■ **Instructions to follow**: Go through the data below and copy it exactly, skipping every picture.

↓

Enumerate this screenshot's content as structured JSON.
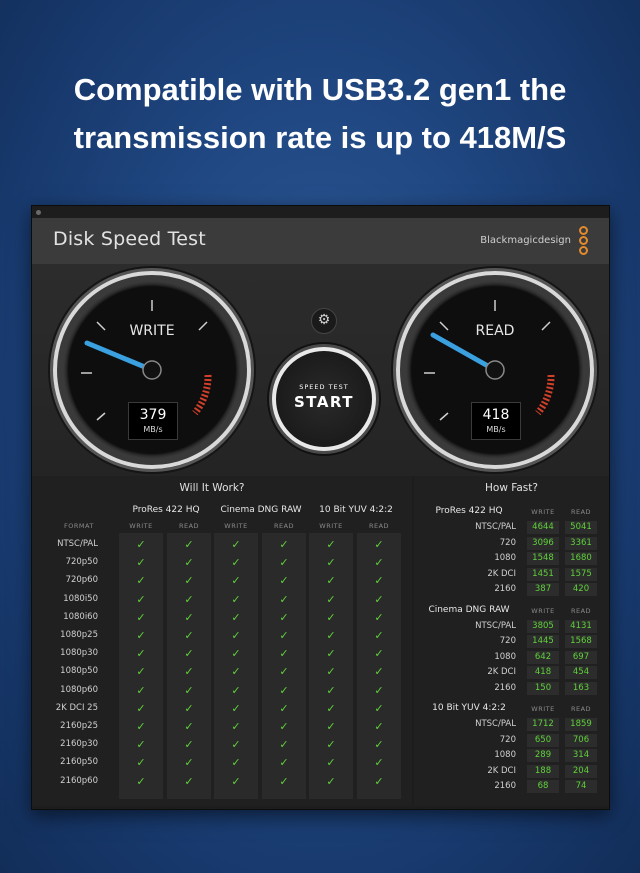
{
  "headline": {
    "line1": "Compatible with USB3.2 gen1 the",
    "line2": "transmission rate is up to 418M/S"
  },
  "app": {
    "title": "Disk Speed Test",
    "brand": "Blackmagicdesign"
  },
  "gauges": {
    "write": {
      "label": "WRITE",
      "value": "379",
      "unit": "MB/s"
    },
    "read": {
      "label": "READ",
      "value": "418",
      "unit": "MB/s"
    }
  },
  "start_button": {
    "small": "SPEED TEST",
    "big": "START"
  },
  "settings_icon": "gear-icon",
  "will_it_work": {
    "title": "Will It Work?",
    "format_header": "FORMAT",
    "write_header": "WRITE",
    "read_header": "READ",
    "codecs": [
      "ProRes 422 HQ",
      "Cinema DNG RAW",
      "10 Bit YUV 4:2:2"
    ],
    "formats": [
      "NTSC/PAL",
      "720p50",
      "720p60",
      "1080i50",
      "1080i60",
      "1080p25",
      "1080p30",
      "1080p50",
      "1080p60",
      "2K DCI 25",
      "2160p25",
      "2160p30",
      "2160p50",
      "2160p60"
    ],
    "check_symbol": "✓",
    "check_color": "#5fd23a"
  },
  "how_fast": {
    "title": "How Fast?",
    "write_header": "WRITE",
    "read_header": "READ",
    "groups": [
      {
        "name": "ProRes 422 HQ",
        "rows": [
          {
            "label": "NTSC/PAL",
            "write": "4644",
            "read": "5041"
          },
          {
            "label": "720",
            "write": "3096",
            "read": "3361"
          },
          {
            "label": "1080",
            "write": "1548",
            "read": "1680"
          },
          {
            "label": "2K DCI",
            "write": "1451",
            "read": "1575"
          },
          {
            "label": "2160",
            "write": "387",
            "read": "420"
          }
        ]
      },
      {
        "name": "Cinema DNG RAW",
        "rows": [
          {
            "label": "NTSC/PAL",
            "write": "3805",
            "read": "4131"
          },
          {
            "label": "720",
            "write": "1445",
            "read": "1568"
          },
          {
            "label": "1080",
            "write": "642",
            "read": "697"
          },
          {
            "label": "2K DCI",
            "write": "418",
            "read": "454"
          },
          {
            "label": "2160",
            "write": "150",
            "read": "163"
          }
        ]
      },
      {
        "name": "10 Bit YUV 4:2:2",
        "rows": [
          {
            "label": "NTSC/PAL",
            "write": "1712",
            "read": "1859"
          },
          {
            "label": "720",
            "write": "650",
            "read": "706"
          },
          {
            "label": "1080",
            "write": "289",
            "read": "314"
          },
          {
            "label": "2K DCI",
            "write": "188",
            "read": "204"
          },
          {
            "label": "2160",
            "write": "68",
            "read": "74"
          }
        ]
      }
    ]
  },
  "colors": {
    "accent_green": "#5fd23a",
    "needle_blue": "#3aa0e0",
    "redline": "#d0402a",
    "logo_orange": "#e28a2c"
  }
}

↑

■ **Answer to this task**:
Enumerate this screenshot's content as structured JSON.
{
  "headline": {
    "line1": "Compatible with USB3.2 gen1 the",
    "line2": "transmission rate is up to 418M/S"
  },
  "app": {
    "title": "Disk Speed Test",
    "brand": "Blackmagicdesign"
  },
  "gauges": {
    "write": {
      "label": "WRITE",
      "value": "379",
      "unit": "MB/s"
    },
    "read": {
      "label": "READ",
      "value": "418",
      "unit": "MB/s"
    }
  },
  "start_button": {
    "small": "SPEED TEST",
    "big": "START"
  },
  "settings_icon": "gear-icon",
  "will_it_work": {
    "title": "Will It Work?",
    "format_header": "FORMAT",
    "write_header": "WRITE",
    "read_header": "READ",
    "codecs": [
      "ProRes 422 HQ",
      "Cinema DNG RAW",
      "10 Bit YUV 4:2:2"
    ],
    "formats": [
      "NTSC/PAL",
      "720p50",
      "720p60",
      "1080i50",
      "1080i60",
      "1080p25",
      "1080p30",
      "1080p50",
      "1080p60",
      "2K DCI 25",
      "2160p25",
      "2160p30",
      "2160p50",
      "2160p60"
    ],
    "check_symbol": "✓",
    "check_color": "#5fd23a"
  },
  "how_fast": {
    "title": "How Fast?",
    "write_header": "WRITE",
    "read_header": "READ",
    "groups": [
      {
        "name": "ProRes 422 HQ",
        "rows": [
          {
            "label": "NTSC/PAL",
            "write": "4644",
            "read": "5041"
          },
          {
            "label": "720",
            "write": "3096",
            "read": "3361"
          },
          {
            "label": "1080",
            "write": "1548",
            "read": "1680"
          },
          {
            "label": "2K DCI",
            "write": "1451",
            "read": "1575"
          },
          {
            "label": "2160",
            "write": "387",
            "read": "420"
          }
        ]
      },
      {
        "name": "Cinema DNG RAW",
        "rows": [
          {
            "label": "NTSC/PAL",
            "write": "3805",
            "read": "4131"
          },
          {
            "label": "720",
            "write": "1445",
            "read": "1568"
          },
          {
            "label": "1080",
            "write": "642",
            "read": "697"
          },
          {
            "label": "2K DCI",
            "write": "418",
            "read": "454"
          },
          {
            "label": "2160",
            "write": "150",
            "read": "163"
          }
        ]
      },
      {
        "name": "10 Bit YUV 4:2:2",
        "rows": [
          {
            "label": "NTSC/PAL",
            "write": "1712",
            "read": "1859"
          },
          {
            "label": "720",
            "write": "650",
            "read": "706"
          },
          {
            "label": "1080",
            "write": "289",
            "read": "314"
          },
          {
            "label": "2K DCI",
            "write": "188",
            "read": "204"
          },
          {
            "label": "2160",
            "write": "68",
            "read": "74"
          }
        ]
      }
    ]
  },
  "colors": {
    "accent_green": "#5fd23a",
    "needle_blue": "#3aa0e0",
    "redline": "#d0402a",
    "logo_orange": "#e28a2c"
  }
}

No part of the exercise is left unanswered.